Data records

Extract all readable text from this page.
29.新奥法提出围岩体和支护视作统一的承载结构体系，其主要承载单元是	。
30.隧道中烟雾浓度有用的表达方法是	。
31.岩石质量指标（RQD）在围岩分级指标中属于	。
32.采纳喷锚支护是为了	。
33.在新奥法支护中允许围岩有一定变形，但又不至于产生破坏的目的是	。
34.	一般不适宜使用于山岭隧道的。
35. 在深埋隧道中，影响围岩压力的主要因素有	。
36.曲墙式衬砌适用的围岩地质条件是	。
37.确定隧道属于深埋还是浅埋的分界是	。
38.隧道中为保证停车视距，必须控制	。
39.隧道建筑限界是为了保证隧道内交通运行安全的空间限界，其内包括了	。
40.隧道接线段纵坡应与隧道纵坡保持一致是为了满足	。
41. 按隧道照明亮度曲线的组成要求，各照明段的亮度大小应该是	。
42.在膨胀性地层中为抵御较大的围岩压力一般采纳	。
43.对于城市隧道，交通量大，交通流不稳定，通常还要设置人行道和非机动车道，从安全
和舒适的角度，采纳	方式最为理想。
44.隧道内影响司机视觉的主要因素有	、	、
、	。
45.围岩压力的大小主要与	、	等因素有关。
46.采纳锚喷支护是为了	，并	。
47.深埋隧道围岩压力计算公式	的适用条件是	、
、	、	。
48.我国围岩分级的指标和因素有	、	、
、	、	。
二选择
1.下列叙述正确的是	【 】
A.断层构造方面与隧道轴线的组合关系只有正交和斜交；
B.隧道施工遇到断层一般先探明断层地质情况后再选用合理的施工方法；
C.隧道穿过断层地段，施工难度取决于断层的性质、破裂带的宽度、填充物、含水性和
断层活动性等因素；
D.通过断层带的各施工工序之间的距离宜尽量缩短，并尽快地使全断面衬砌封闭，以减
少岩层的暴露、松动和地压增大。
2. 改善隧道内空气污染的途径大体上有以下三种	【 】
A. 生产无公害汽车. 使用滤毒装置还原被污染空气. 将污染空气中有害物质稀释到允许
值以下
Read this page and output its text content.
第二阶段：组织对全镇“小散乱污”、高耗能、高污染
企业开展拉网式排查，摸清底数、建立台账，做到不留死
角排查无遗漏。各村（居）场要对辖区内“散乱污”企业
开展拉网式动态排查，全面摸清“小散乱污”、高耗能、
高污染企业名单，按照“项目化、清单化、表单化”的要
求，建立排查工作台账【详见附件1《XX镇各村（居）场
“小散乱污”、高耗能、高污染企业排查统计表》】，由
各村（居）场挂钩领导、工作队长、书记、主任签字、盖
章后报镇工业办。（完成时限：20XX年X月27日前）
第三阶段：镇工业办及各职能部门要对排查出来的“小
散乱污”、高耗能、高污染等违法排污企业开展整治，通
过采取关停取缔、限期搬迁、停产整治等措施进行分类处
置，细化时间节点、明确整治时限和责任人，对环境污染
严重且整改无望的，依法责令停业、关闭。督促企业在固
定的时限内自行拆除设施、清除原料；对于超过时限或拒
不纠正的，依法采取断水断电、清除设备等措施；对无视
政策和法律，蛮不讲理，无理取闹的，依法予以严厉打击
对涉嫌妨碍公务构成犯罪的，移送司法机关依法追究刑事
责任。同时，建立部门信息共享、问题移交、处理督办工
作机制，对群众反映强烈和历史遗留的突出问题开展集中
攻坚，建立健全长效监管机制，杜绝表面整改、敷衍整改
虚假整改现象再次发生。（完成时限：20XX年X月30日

> **Objective**
All of the data above should be transcribed exactly.

> **Result for this task**
Extract all readable text from this page.
29.新奥法提出围岩体和支护视作统一的承载结构体系，其主要承载单元是	。
30.隧道中烟雾浓度有用的表达方法是	。
31.岩石质量指标（RQD）在围岩分级指标中属于	。
32.采纳喷锚支护是为了	。
33.在新奥法支护中允许围岩有一定变形，但又不至于产生破坏的目的是	。
34.	一般不适宜使用于山岭隧道的。
35. 在深埋隧道中，影响围岩压力的主要因素有	。
36.曲墙式衬砌适用的围岩地质条件是	。
37.确定隧道属于深埋还是浅埋的分界是	。
38.隧道中为保证停车视距，必须控制	。
39.隧道建筑限界是为了保证隧道内交通运行安全的空间限界，其内包括了	。
40.隧道接线段纵坡应与隧道纵坡保持一致是为了满足	。
41. 按隧道照明亮度曲线的组成要求，各照明段的亮度大小应该是	。
42.在膨胀性地层中为抵御较大的围岩压力一般采纳	。
43.对于城市隧道，交通量大，交通流不稳定，通常还要设置人行道和非机动车道，从安全
和舒适的角度，采纳	方式最为理想。
44.隧道内影响司机视觉的主要因素有	、	、
、	。
45.围岩压力的大小主要与	、	等因素有关。
46.采纳锚喷支护是为了	，并	。
47.深埋隧道围岩压力计算公式	的适用条件是	、
、	、	。
48.我国围岩分级的指标和因素有	、	、
、	、	。
二选择
1.下列叙述正确的是	【 】
A.断层构造方面与隧道轴线的组合关系只有正交和斜交；
B.隧道施工遇到断层一般先探明断层地质情况后再选用合理的施工方法；
C.隧道穿过断层地段，施工难度取决于断层的性质、破裂带的宽度、填充物、含水性和
断层活动性等因素；
D.通过断层带的各施工工序之间的距离宜尽量缩短，并尽快地使全断面衬砌封闭，以减
少岩层的暴露、松动和地压增大。
2. 改善隧道内空气污染的途径大体上有以下三种	【 】
A. 生产无公害汽车. 使用滤毒装置还原被污染空气. 将污染空气中有害物质稀释到允许
值以下
Read this page and output its text content.
第二阶段：组织对全镇“小散乱污”、高耗能、高污染
企业开展拉网式排查，摸清底数、建立台账，做到不留死
角排查无遗漏。各村（居）场要对辖区内“散乱污”企业
开展拉网式动态排查，全面摸清“小散乱污”、高耗能、
高污染企业名单，按照“项目化、清单化、表单化”的要
求，建立排查工作台账【详见附件1《XX镇各村（居）场
“小散乱污”、高耗能、高污染企业排查统计表》】，由
各村（居）场挂钩领导、工作队长、书记、主任签字、盖
章后报镇工业办。（完成时限：20XX年X月27日前）
第三阶段：镇工业办及各职能部门要对排查出来的“小
散乱污”、高耗能、高污染等违法排污企业开展整治，通
过采取关停取缔、限期搬迁、停产整治等措施进行分类处
置，细化时间节点、明确整治时限和责任人，对环境污染
严重且整改无望的，依法责令停业、关闭。督促企业在固
定的时限内自行拆除设施、清除原料；对于超过时限或拒
不纠正的，依法采取断水断电、清除设备等措施；对无视
政策和法律，蛮不讲理，无理取闹的，依法予以严厉打击
对涉嫌妨碍公务构成犯罪的，移送司法机关依法追究刑事
责任。同时，建立部门信息共享、问题移交、处理督办工
作机制，对群众反映强烈和历史遗留的突出问题开展集中
攻坚，建立健全长效监管机制，杜绝表面整改、敷衍整改
虚假整改现象再次发生。（完成时限：20XX年X月30日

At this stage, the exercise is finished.